Below are records to be output exactly, every one of them.

--- MATERIAL TO PROCESS ---

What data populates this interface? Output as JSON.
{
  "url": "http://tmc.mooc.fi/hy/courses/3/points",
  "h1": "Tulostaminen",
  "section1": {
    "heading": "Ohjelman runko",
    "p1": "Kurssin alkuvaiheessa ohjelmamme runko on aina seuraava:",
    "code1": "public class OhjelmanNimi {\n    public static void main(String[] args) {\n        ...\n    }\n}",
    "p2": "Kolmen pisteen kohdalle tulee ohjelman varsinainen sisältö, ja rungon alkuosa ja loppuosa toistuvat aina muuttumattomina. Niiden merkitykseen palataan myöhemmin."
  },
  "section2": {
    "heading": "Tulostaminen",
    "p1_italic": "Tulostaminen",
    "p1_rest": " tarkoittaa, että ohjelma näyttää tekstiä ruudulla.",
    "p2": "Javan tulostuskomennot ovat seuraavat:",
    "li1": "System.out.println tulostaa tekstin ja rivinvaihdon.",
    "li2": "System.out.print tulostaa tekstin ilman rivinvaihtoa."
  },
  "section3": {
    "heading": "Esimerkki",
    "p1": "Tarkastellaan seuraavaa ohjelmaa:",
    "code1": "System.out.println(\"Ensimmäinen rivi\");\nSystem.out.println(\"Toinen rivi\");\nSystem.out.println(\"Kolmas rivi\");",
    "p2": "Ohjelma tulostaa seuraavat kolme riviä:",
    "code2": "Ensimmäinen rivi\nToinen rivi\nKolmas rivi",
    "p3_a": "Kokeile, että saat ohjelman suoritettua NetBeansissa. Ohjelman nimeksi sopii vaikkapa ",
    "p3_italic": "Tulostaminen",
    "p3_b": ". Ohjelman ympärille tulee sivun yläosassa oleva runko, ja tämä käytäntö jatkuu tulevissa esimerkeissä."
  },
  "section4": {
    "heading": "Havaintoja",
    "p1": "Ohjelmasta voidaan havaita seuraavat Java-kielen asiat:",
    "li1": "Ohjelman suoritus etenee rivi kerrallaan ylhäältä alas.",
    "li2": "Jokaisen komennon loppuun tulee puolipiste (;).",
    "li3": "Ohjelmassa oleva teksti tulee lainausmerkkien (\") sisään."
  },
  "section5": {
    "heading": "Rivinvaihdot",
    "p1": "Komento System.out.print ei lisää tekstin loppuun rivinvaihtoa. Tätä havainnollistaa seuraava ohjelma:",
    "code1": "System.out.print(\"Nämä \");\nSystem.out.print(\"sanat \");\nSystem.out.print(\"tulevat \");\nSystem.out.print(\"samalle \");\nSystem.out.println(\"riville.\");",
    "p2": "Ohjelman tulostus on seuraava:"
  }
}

---

- _SOLUTION TO THIS PROBLEM_:
What data populates this interface? Output as JSON.
{
  "url": "http://tmc.mooc.fi/hy/courses/3/points",
  "h1": "Tulostaminen",
  "section1": {
    "heading": "Ohjelman runko",
    "p1": "Kurssin alkuvaiheessa ohjelmamme runko on aina seuraava:",
    "code1": "public class OhjelmanNimi {\n    public static void main(String[] args) {\n        ...\n    }\n}",
    "p2": "Kolmen pisteen kohdalle tulee ohjelman varsinainen sisältö, ja rungon alkuosa ja loppuosa toistuvat aina muuttumattomina. Niiden merkitykseen palataan myöhemmin."
  },
  "section2": {
    "heading": "Tulostaminen",
    "p1_italic": "Tulostaminen",
    "p1_rest": " tarkoittaa, että ohjelma näyttää tekstiä ruudulla.",
    "p2": "Javan tulostuskomennot ovat seuraavat:",
    "li1": "System.out.println tulostaa tekstin ja rivinvaihdon.",
    "li2": "System.out.print tulostaa tekstin ilman rivinvaihtoa."
  },
  "section3": {
    "heading": "Esimerkki",
    "p1": "Tarkastellaan seuraavaa ohjelmaa:",
    "code1": "System.out.println(\"Ensimmäinen rivi\");\nSystem.out.println(\"Toinen rivi\");\nSystem.out.println(\"Kolmas rivi\");",
    "p2": "Ohjelma tulostaa seuraavat kolme riviä:",
    "code2": "Ensimmäinen rivi\nToinen rivi\nKolmas rivi",
    "p3_a": "Kokeile, että saat ohjelman suoritettua NetBeansissa. Ohjelman nimeksi sopii vaikkapa ",
    "p3_italic": "Tulostaminen",
    "p3_b": ". Ohjelman ympärille tulee sivun yläosassa oleva runko, ja tämä käytäntö jatkuu tulevissa esimerkeissä."
  },
  "section4": {
    "heading": "Havaintoja",
    "p1": "Ohjelmasta voidaan havaita seuraavat Java-kielen asiat:",
    "li1": "Ohjelman suoritus etenee rivi kerrallaan ylhäältä alas.",
    "li2": "Jokaisen komennon loppuun tulee puolipiste (;).",
    "li3": "Ohjelmassa oleva teksti tulee lainausmerkkien (\") sisään."
  },
  "section5": {
    "heading": "Rivinvaihdot",
    "p1": "Komento System.out.print ei lisää tekstin loppuun rivinvaihtoa. Tätä havainnollistaa seuraava ohjelma:",
    "code1": "System.out.print(\"Nämä \");\nSystem.out.print(\"sanat \");\nSystem.out.print(\"tulevat \");\nSystem.out.print(\"samalle \");\nSystem.out.println(\"riville.\");",
    "p2": "Ohjelman tulostus on seuraava:"
  }
}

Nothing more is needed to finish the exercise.